SOURCE RECORDS:
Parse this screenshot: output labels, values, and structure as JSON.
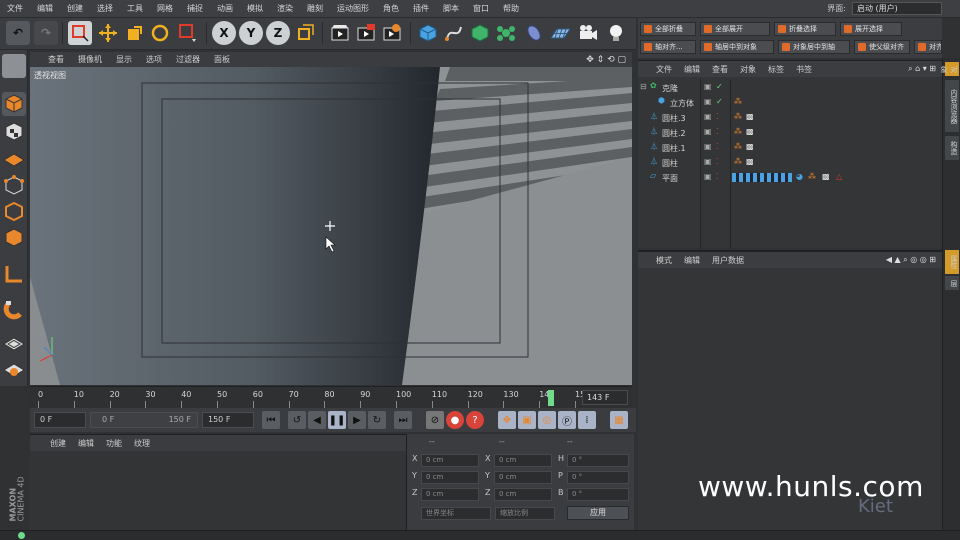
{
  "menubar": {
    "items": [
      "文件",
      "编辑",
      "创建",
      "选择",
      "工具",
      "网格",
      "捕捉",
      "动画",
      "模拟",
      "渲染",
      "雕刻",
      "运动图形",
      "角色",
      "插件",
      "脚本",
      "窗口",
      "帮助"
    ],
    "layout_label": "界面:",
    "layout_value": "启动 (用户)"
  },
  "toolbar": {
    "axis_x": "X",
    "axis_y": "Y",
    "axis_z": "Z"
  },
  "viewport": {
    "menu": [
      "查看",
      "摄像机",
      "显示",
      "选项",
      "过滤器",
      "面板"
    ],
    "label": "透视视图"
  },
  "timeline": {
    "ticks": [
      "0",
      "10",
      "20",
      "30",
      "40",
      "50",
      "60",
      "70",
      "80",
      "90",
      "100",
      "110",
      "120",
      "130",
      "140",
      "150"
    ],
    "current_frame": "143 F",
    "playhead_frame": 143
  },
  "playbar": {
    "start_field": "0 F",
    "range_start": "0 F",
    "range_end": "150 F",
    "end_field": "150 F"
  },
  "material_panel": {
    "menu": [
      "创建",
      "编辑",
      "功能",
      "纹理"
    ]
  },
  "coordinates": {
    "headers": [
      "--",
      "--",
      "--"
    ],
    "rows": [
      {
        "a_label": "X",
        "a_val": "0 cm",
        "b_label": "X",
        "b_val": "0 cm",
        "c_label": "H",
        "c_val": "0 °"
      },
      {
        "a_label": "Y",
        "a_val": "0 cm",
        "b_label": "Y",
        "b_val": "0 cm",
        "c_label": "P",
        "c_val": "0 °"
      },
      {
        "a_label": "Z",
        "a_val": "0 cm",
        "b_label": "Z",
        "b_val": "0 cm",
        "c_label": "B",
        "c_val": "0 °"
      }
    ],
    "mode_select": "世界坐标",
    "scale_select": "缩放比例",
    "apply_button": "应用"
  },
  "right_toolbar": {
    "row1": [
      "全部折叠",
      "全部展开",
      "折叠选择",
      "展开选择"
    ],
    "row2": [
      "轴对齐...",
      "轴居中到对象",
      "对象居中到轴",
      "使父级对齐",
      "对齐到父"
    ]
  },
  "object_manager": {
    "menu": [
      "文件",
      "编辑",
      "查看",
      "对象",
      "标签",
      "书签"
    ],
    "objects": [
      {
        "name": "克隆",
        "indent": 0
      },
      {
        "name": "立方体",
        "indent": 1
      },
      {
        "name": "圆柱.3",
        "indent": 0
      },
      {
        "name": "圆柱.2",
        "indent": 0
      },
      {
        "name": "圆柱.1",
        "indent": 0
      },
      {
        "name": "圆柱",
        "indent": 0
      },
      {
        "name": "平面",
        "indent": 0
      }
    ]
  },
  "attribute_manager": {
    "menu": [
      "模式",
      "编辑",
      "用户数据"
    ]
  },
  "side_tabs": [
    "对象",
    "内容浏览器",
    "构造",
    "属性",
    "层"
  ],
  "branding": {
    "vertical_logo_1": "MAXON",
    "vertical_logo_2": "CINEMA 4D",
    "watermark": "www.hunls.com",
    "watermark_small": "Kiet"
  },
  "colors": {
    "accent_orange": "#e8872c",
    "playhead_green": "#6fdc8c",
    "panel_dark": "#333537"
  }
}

BRIEF:
Above are lines of data; state how many of them contain the word "name", with no other output.

OUTPUT:
7